PROBLEMS TO SOLVE
a: Reproduce the passage of the ballot order decision that starts with "[6] The merits" and continues through "an attendance ballot.".
b: List every short name that the ballot order decision defines in quotation marks within parentheses.
c: Write the next part of the ballot order decision, picking up after its final paragraph.

PASSAGE SHOWN
>>>>

Construction, Forestry, Mining and Energy Union v Freyssinet Australia Pty Ltd
[2011] FWA 5829
•2 SEPTEMBER 2011
[2011] FWA 5829 |
|
DECISION |
Fair Work Act 2009
s.437 - Application for a protected action ballot order
Construction, Forestry, Mining and Energy Union
v
Freyssinet Australia Pty Ltd
(B2011/3312)
SENIOR DEPUTY PRESIDENT RICHARDS | BRISBANE, 2 SEPTEMBER 2011 |
Summary: can a protected action ballot order obligate the AEC to use a prescribed ballot method?
[1] This matter concerned an application by the Construction, Forestry, Mining and Energy Union (“the CFMEU”) seeking a protected action ballot order under s.437 of the Fair Work Act 2009 (“the Act”).
[2] The employer was Freyssinet Australia Pty Ltd (which was represented by the Master Builders Association (Qld) (“the MBA”).
[3] In the course of the hearing of the matter, the CFMEU sought that I include in the order, should it be made, a term obliging the Australian Electoral Commission (“the AEC”)(as the ballot agent) to conduct the protected action ballot by attendance vote. The reason for this was that postal ballots can be ineffective in practical terms for purposes of ascertaining employees’ views.
[4] The MBA submitted for its purposes that the tribunal should make an order for a postal ballot.
[5] The MBA contended that as the employees to be balloted work across a range of geographically dispersed sites, employees would be inconvenienced, for various reasons, by having to assemble in their own time at a single point which may be at large distances from their place of residence (and their actual place of work).
[6] The merits of this contested matter are not important for the moment, though I should add that the CFMEU made the point that the tribunal system was best placed to determine competing views of the parties about such matters rather than the AEC’s administrative process. What is of threshold importance is whether Fair Work Australia (“FWA”) has the jurisdiction to make an order in such terms which would be binding upon the AEC.
[7] I note that the following the hearing of this application, the CFMEU indicated that it did not for the time seek to press its request for an attendance ballot.

<<<<

DATASET EXTRACT

>>>>

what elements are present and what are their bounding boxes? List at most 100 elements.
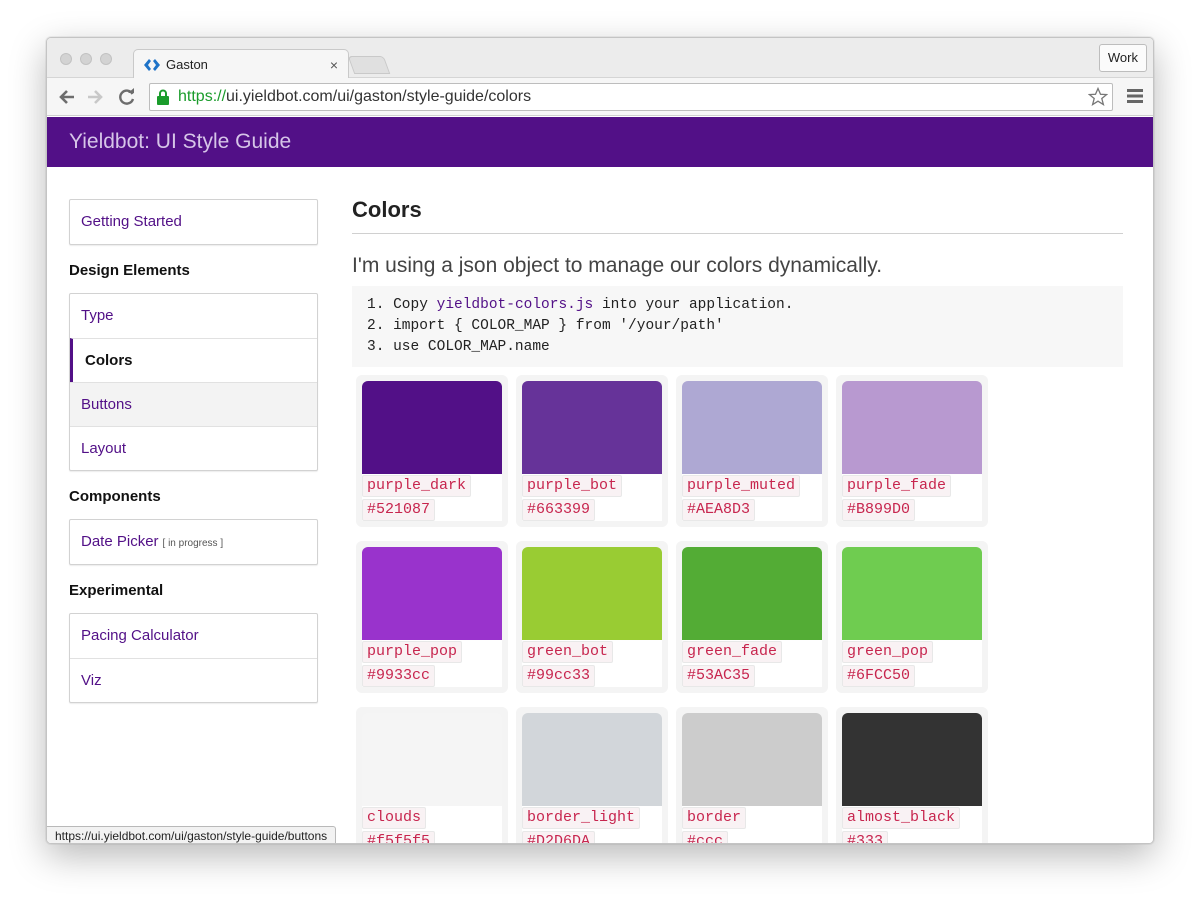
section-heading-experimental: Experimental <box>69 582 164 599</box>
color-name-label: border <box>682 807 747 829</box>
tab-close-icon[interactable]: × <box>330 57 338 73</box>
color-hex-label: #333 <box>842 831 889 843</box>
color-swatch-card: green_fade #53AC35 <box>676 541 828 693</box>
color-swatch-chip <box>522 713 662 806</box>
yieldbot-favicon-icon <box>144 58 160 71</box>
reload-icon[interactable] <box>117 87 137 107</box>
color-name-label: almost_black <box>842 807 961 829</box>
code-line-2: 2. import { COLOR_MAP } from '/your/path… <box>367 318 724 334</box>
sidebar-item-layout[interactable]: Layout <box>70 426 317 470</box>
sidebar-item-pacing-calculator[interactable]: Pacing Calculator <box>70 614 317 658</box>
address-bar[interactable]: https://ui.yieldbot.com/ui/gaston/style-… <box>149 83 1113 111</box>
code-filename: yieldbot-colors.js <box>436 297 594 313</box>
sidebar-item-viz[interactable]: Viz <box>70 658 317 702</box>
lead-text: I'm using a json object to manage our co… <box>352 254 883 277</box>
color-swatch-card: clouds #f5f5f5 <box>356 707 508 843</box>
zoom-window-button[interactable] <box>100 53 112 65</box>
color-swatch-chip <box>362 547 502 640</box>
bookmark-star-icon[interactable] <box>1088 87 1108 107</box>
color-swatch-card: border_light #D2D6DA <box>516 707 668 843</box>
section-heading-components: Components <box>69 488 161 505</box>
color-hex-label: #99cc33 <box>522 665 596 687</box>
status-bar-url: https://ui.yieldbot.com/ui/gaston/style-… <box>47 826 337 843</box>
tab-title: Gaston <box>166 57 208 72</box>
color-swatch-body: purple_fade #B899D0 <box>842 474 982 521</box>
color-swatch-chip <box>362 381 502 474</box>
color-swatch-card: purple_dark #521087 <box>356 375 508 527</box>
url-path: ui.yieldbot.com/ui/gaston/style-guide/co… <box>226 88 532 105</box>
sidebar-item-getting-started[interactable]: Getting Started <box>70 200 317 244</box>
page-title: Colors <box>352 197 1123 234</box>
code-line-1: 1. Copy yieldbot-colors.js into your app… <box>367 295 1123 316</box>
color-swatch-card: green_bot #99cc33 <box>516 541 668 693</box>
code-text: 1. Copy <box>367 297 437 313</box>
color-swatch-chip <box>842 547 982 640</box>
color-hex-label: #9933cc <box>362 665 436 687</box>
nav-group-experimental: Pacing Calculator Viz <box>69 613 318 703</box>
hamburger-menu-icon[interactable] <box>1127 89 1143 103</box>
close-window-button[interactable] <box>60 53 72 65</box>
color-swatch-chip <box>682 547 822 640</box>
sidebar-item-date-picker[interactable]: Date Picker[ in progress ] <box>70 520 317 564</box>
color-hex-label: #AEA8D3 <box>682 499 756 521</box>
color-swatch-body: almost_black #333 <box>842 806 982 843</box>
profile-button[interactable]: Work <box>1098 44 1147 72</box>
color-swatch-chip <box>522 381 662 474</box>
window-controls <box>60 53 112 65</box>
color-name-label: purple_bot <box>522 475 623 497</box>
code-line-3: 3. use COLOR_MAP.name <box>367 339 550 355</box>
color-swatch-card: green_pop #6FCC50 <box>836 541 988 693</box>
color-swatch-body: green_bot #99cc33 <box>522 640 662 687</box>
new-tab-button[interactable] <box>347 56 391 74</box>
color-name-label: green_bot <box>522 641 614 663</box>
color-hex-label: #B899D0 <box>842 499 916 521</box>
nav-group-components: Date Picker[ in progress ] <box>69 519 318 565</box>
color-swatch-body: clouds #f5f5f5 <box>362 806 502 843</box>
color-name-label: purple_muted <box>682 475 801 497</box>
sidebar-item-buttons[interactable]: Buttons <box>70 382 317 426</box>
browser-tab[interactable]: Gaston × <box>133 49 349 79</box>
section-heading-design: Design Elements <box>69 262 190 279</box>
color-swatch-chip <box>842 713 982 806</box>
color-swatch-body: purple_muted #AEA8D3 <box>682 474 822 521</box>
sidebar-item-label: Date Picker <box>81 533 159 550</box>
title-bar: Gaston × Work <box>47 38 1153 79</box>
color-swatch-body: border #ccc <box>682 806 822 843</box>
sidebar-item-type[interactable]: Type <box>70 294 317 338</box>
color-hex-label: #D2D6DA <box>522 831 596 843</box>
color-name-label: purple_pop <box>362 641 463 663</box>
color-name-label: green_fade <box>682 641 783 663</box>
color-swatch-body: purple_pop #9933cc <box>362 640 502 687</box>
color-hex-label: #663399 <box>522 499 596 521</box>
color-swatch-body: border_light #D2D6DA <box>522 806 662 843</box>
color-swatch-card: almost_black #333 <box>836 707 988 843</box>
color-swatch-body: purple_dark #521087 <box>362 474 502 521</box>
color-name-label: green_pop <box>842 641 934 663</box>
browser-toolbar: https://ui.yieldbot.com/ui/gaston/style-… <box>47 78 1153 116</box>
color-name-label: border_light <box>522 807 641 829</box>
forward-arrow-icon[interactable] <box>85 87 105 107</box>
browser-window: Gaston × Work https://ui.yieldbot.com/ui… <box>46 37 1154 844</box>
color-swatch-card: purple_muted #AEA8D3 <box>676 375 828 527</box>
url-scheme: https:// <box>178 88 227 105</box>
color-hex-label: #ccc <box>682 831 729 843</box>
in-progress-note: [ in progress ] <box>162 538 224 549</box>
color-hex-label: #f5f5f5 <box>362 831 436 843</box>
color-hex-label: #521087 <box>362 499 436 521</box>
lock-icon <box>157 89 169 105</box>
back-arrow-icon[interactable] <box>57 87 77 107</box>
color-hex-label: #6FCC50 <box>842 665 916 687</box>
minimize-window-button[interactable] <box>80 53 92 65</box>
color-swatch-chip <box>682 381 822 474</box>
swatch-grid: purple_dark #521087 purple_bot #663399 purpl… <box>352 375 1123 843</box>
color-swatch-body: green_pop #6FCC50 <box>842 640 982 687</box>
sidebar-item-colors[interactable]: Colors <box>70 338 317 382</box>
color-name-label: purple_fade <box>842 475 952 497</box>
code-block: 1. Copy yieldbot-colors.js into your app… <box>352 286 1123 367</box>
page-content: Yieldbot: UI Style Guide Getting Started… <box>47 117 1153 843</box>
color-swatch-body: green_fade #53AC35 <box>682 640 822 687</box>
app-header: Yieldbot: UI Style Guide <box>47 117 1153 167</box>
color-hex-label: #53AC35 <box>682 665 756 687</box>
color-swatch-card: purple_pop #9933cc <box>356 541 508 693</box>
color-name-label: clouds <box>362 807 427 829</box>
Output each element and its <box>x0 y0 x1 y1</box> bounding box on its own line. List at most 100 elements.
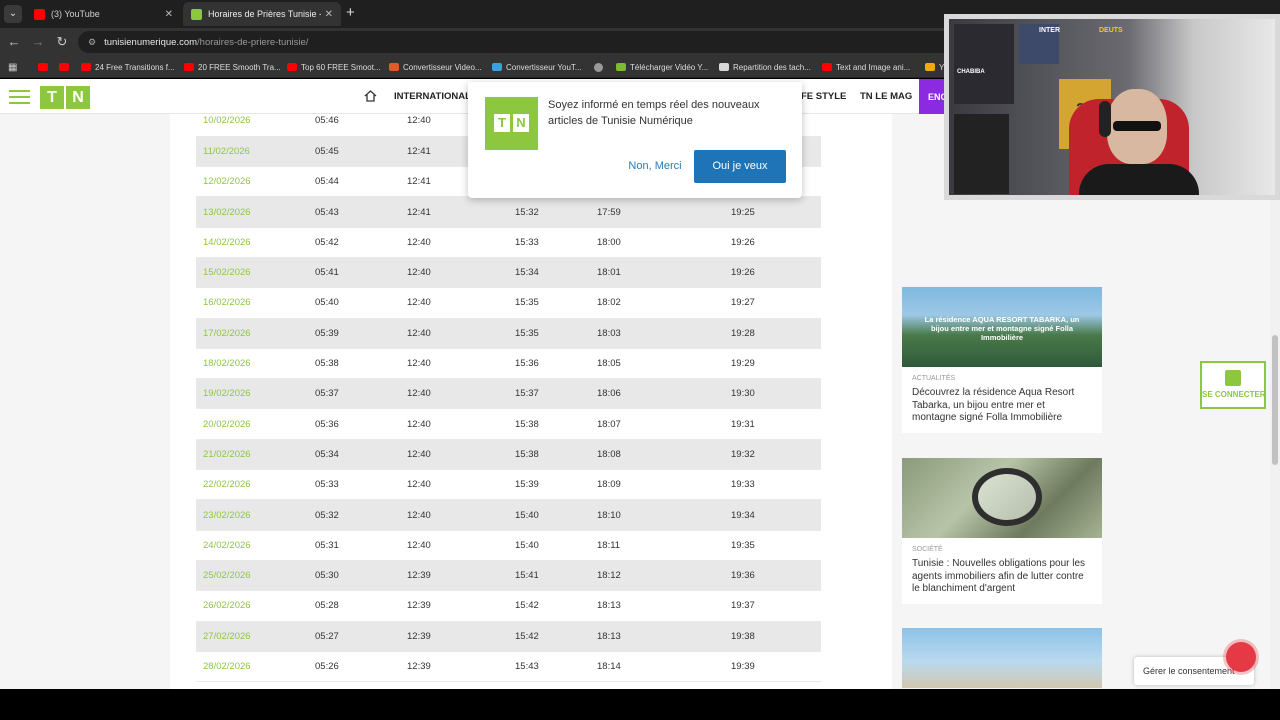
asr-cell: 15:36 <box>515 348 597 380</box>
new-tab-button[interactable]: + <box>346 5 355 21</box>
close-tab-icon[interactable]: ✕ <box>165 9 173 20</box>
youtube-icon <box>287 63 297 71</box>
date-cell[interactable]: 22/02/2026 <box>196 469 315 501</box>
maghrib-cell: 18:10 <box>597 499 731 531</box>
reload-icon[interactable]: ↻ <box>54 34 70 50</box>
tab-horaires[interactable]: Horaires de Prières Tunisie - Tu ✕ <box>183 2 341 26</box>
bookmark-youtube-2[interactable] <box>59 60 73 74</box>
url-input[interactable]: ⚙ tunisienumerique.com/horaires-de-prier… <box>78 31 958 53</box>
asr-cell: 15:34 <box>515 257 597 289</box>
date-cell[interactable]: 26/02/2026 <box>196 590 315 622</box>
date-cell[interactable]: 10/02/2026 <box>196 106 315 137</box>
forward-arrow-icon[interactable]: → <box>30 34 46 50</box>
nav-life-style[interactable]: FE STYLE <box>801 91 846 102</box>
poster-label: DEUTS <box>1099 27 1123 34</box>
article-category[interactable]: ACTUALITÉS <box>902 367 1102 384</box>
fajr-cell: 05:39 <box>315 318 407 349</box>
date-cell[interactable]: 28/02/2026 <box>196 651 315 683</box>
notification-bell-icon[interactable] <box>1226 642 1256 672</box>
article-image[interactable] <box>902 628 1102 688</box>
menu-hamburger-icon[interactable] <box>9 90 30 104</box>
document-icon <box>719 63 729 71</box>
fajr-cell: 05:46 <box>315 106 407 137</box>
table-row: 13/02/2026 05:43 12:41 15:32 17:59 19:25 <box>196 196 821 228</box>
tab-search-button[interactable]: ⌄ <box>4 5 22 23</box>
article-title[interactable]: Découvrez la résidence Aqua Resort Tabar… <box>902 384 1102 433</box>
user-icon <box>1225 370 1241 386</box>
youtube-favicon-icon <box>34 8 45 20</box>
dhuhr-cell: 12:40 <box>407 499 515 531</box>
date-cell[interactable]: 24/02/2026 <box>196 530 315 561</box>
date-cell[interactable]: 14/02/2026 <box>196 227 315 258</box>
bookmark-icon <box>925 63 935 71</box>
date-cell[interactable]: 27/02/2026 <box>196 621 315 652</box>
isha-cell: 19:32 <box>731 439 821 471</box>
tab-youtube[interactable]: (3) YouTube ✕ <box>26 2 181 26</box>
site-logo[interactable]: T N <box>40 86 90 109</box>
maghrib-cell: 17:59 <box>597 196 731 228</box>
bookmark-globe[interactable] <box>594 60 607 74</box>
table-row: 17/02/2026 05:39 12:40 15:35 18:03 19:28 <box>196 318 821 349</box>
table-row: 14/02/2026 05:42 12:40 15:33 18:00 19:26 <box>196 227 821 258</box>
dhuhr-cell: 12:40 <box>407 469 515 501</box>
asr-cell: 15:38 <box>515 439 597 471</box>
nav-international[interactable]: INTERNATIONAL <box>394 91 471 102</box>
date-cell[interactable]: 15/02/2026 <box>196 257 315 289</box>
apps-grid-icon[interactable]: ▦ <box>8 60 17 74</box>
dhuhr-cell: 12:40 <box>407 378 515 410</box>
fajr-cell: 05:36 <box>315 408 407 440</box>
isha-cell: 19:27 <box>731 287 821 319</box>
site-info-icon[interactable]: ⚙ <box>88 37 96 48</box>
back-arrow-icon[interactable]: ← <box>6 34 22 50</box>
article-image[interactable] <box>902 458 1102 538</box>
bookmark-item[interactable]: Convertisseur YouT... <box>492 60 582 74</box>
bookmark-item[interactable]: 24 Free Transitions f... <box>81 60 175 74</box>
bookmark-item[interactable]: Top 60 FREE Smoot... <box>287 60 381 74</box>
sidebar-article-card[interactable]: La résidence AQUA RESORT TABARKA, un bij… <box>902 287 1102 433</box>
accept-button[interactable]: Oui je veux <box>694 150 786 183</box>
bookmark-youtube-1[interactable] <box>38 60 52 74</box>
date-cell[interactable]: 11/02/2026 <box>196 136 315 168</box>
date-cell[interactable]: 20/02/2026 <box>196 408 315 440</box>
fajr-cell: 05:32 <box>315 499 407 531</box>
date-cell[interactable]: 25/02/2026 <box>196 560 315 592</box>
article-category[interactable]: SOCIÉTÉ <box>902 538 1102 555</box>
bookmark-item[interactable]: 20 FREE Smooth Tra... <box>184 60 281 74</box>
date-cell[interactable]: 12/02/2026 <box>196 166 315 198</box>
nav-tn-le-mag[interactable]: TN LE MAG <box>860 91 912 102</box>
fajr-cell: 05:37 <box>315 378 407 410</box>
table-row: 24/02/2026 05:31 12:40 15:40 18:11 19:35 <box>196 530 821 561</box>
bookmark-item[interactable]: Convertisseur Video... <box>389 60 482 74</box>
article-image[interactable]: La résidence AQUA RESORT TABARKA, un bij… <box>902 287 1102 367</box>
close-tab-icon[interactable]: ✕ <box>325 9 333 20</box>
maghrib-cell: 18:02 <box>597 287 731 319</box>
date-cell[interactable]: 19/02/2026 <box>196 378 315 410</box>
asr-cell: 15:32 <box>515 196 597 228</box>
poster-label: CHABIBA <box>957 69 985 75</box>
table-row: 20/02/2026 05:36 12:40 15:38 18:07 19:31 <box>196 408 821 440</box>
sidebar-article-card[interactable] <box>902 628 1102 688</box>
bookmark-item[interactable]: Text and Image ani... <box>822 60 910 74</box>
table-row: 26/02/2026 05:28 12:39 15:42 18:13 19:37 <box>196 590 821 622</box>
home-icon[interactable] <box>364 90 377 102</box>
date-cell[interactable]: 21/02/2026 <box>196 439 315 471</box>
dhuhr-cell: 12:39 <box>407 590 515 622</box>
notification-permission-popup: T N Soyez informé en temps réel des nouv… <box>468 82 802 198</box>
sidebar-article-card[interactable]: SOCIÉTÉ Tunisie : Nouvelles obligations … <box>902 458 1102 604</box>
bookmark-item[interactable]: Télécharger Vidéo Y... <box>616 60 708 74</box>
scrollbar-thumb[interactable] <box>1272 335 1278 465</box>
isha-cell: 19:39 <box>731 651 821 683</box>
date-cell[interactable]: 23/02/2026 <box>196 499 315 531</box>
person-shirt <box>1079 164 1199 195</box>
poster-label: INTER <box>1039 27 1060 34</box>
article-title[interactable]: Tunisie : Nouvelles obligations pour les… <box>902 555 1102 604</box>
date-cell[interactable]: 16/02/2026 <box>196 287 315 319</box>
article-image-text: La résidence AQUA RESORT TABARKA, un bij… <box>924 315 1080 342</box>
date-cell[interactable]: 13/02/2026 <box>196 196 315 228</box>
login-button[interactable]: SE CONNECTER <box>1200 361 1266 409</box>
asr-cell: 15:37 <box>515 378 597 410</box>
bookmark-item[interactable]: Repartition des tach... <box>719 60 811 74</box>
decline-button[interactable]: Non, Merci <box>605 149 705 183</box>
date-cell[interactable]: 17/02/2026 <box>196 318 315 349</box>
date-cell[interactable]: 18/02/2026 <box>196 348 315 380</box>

<<<<

ANSWER SET
a:
[6] The merits of this contested matter are not important for the moment, though I should add that the CFMEU made the point that the tribunal system was best placed to determine competing views of the parties about such matters rather than the AEC’s administrative process. What is of threshold importance is whether Fair Work Australia (“FWA”) has the jurisdiction to make an order in such terms which would be binding upon the AEC.
[7] I note that the following the hearing of this application, the CFMEU indicated that it did not for the time seek to press its request for an attendance ballot.

b: "the CFMEU", "the Act", "the MBA", "the AEC", "FWA"

c:
[8] But the issue remains alive, particularly in respect of the MBA’s submission, and further, there is a prospect that it will again be agitated, as it has at an earlier time. For these reasons, I will provide some provisional commentary on the jurisdiction of FWA to make an order that the AEC as the ballot agent use a particular voting method in relation to a protected action ballot.
[9] At the outset, it appears that FWA has a power to give directions to the AEC or another specified ballot agent about various matters. This jurisdiction is set out in s.449(2)(d) of the Act:
449 Protected action ballot to be conducted by Australian Electoral Commission or other specified ballot agent
(1) A protected action ballot must be conducted by:
(a) if a person is specified in the protected action ballot order as the protected action ballot agent for the ballot—that person; or
(b) otherwise—the Australian Electoral Commission.
(2) The protected action ballot agent must conduct the protected action ballot in accordance with the following:
(a) the protected action ballot order;
(b) the timetable for the ballot;
(c) this Subdivision;
(d) any directions given by FWA;
(e) any procedures prescribed by the regulations [my emphasis].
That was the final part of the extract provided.